Written problem
Using the listing below, report all lines holding the word "healing".

Input for this task
- - - - - - -
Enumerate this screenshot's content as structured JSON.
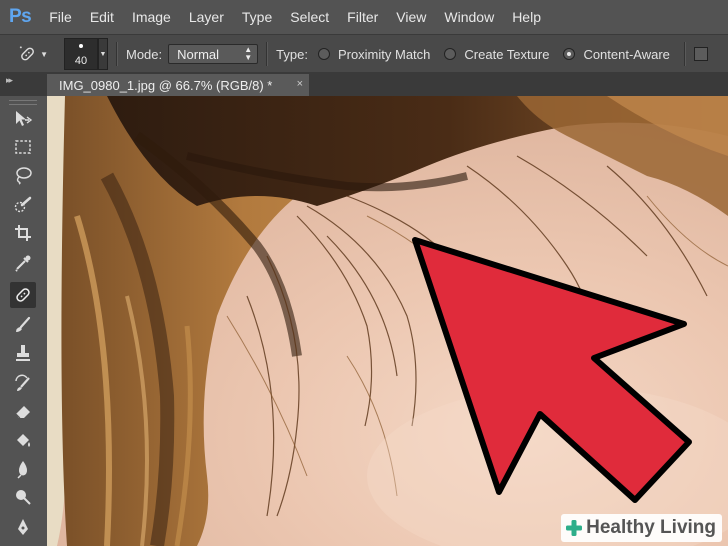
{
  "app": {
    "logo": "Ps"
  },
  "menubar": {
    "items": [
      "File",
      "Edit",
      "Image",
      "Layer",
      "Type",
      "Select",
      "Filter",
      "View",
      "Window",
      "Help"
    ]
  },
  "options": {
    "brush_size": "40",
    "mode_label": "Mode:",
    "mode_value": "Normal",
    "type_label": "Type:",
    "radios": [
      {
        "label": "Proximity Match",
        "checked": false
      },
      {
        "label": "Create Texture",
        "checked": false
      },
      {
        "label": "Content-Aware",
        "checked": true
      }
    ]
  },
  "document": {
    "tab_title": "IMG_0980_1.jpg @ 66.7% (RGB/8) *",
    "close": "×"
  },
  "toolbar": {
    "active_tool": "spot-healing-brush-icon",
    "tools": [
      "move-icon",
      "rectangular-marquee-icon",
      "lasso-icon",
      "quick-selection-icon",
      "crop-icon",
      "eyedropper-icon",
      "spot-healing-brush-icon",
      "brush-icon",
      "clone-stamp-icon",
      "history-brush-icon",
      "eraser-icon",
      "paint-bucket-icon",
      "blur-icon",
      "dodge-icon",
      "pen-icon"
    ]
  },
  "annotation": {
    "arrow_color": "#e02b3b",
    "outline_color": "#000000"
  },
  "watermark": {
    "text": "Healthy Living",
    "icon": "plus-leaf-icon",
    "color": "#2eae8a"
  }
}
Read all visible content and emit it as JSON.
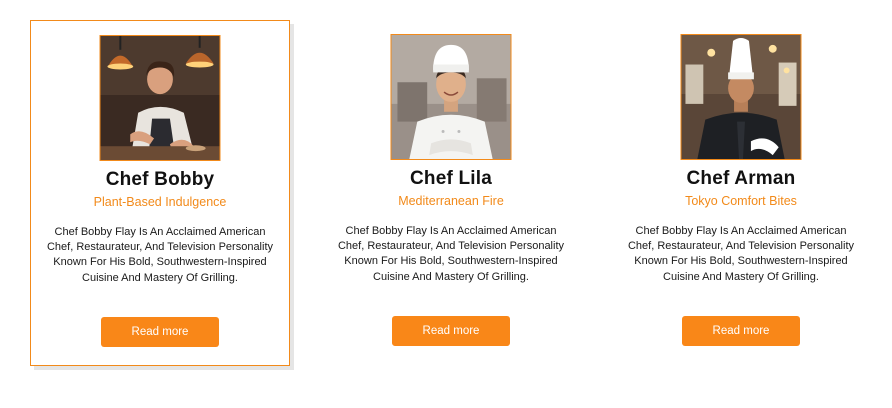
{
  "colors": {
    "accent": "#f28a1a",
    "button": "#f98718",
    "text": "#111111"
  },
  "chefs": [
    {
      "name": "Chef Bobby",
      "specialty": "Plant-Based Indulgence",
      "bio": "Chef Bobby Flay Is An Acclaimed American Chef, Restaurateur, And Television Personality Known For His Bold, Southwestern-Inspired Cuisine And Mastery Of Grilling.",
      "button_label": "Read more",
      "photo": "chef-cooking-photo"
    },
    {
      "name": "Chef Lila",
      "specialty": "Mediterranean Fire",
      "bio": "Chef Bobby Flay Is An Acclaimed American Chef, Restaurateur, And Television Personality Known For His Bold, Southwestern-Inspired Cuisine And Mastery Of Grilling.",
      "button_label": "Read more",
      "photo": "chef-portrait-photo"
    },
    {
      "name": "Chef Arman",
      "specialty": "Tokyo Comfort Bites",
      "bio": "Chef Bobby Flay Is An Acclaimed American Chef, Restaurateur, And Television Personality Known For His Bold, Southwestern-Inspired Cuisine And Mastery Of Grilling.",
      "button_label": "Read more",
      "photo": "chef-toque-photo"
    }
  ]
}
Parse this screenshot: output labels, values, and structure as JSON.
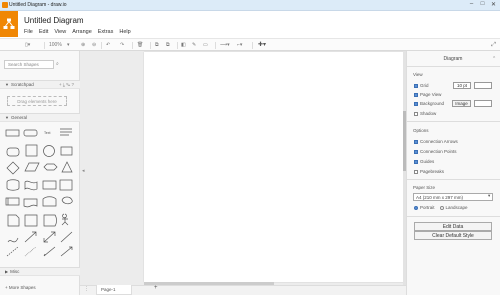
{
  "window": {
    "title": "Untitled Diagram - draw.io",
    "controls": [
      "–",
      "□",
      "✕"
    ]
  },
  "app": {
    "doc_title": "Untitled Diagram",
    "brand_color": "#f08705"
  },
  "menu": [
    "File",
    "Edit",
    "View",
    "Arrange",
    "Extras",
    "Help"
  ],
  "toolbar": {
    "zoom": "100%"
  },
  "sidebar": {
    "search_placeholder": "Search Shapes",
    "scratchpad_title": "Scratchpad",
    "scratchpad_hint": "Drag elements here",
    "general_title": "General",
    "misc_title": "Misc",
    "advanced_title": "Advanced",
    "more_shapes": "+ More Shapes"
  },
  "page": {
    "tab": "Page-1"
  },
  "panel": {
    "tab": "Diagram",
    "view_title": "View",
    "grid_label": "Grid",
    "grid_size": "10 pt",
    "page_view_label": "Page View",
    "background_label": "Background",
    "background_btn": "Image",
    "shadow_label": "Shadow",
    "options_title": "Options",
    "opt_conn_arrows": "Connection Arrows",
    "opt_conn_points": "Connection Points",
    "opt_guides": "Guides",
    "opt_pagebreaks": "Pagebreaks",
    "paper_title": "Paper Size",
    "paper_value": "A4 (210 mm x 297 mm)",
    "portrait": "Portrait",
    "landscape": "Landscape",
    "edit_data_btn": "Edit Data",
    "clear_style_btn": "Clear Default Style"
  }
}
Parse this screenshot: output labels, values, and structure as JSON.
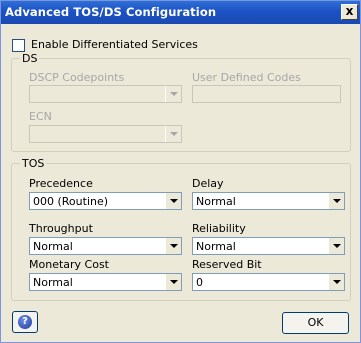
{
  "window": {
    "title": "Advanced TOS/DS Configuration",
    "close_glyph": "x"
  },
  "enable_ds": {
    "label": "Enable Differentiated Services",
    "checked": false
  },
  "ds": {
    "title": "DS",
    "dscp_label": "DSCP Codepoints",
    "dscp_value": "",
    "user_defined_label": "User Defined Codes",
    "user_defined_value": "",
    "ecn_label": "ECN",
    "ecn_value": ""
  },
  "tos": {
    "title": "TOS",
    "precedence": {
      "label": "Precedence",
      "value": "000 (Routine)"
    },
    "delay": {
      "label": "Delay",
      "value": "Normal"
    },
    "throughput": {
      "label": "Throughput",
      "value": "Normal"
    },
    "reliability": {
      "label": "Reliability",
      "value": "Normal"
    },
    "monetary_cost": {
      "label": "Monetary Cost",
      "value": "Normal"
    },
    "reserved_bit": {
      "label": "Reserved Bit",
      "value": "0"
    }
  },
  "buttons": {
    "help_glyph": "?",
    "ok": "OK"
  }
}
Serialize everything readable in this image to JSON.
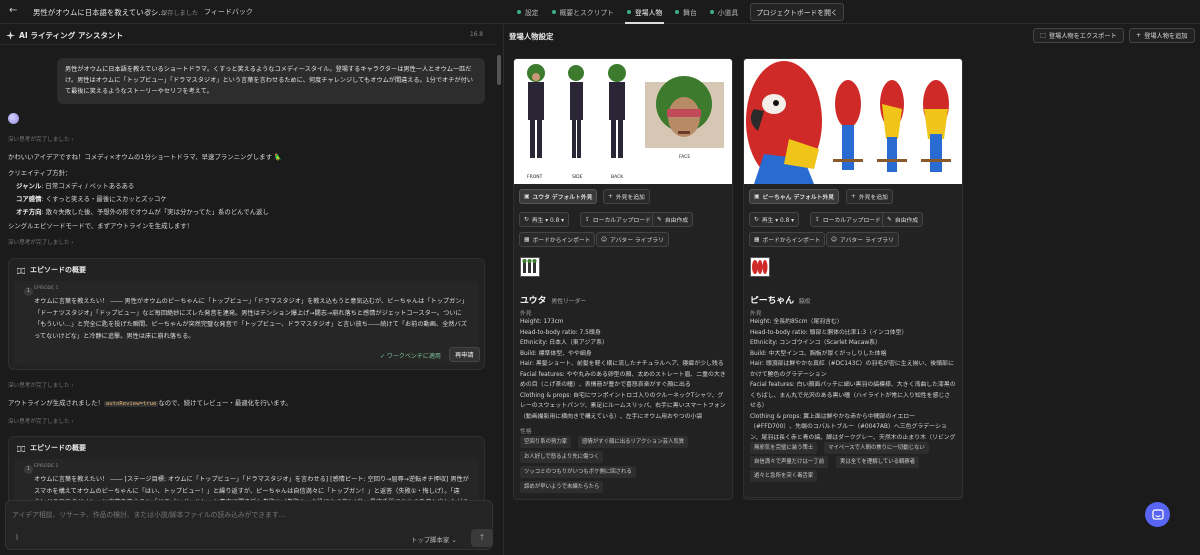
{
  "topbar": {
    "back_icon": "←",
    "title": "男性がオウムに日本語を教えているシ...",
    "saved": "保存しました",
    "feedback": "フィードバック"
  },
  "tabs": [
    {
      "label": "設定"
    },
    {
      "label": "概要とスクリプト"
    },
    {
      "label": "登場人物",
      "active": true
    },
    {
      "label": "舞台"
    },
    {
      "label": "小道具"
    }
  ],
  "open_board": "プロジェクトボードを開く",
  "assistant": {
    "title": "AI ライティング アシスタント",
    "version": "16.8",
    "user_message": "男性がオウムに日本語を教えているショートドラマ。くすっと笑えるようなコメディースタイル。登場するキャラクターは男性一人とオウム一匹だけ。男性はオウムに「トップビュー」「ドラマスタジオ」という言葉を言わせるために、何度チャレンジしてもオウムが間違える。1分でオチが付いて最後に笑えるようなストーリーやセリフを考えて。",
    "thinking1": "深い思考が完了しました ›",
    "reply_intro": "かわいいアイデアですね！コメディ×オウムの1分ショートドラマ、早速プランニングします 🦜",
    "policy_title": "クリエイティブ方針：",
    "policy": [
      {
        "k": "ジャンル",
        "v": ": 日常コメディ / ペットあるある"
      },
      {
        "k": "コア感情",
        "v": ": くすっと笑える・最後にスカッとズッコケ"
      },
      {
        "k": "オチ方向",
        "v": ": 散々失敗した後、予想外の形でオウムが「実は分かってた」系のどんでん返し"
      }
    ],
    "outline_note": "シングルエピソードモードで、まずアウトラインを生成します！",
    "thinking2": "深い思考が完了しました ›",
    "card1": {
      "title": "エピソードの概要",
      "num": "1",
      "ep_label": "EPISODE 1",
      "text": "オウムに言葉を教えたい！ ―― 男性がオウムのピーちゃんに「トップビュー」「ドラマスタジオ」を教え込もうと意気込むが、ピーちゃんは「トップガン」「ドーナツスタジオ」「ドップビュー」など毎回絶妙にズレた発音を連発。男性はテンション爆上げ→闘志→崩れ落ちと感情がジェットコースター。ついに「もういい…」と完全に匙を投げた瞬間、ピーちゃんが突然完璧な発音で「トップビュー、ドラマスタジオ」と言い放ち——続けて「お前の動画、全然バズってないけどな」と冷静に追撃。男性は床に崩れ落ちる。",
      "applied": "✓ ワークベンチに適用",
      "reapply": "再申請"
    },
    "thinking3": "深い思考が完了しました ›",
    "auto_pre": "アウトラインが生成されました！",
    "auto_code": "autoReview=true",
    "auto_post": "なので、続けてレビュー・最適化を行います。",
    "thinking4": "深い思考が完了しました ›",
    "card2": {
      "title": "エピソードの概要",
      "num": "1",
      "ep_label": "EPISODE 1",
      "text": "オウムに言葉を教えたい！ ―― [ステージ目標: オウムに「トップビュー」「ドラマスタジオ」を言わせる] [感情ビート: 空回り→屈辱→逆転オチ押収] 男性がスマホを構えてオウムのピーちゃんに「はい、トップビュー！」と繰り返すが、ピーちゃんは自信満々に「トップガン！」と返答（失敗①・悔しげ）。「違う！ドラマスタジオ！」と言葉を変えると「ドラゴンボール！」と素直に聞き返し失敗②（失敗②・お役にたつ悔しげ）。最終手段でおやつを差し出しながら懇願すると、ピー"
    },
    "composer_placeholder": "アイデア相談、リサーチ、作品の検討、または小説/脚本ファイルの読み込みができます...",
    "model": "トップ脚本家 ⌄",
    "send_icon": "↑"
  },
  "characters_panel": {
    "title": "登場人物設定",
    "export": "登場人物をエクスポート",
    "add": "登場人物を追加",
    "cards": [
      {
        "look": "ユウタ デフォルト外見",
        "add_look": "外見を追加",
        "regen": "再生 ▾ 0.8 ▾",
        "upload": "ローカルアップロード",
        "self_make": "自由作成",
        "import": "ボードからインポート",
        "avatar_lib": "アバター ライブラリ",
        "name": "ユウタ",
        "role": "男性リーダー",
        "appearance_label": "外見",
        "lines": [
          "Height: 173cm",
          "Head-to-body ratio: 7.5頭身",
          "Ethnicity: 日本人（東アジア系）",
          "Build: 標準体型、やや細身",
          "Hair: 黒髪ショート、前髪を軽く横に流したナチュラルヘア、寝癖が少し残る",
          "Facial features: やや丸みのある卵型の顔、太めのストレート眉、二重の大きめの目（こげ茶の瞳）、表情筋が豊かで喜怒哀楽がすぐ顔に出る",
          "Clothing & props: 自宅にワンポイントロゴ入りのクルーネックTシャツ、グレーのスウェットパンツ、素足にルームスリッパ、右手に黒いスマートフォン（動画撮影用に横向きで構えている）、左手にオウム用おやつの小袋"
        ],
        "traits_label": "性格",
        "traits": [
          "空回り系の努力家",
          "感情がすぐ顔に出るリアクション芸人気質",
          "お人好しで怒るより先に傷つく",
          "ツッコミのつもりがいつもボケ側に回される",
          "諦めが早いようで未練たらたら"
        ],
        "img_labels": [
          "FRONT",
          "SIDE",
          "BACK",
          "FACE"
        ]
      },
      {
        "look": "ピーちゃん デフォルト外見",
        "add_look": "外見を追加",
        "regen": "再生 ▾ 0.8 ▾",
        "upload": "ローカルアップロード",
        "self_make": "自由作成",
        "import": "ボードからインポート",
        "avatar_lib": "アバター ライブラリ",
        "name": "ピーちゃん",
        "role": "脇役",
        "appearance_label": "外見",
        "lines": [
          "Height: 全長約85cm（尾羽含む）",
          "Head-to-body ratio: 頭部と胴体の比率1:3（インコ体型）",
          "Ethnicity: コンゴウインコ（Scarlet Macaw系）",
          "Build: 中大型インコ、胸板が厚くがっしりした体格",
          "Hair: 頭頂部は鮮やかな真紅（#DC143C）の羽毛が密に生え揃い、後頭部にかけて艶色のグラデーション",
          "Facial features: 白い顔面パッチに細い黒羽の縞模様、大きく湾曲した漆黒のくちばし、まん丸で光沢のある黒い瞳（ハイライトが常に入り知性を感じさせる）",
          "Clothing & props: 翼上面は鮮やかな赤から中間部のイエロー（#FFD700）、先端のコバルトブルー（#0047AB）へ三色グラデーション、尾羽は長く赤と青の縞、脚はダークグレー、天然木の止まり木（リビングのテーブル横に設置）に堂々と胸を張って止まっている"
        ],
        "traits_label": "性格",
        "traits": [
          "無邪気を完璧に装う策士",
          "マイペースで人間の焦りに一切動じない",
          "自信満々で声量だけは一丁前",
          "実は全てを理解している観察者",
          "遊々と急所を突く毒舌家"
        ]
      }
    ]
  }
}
- - - - - - -
Answer for this exercise
    "active_tool": "spot-healing-brush-icon",
      "spot-healing-brush-icon",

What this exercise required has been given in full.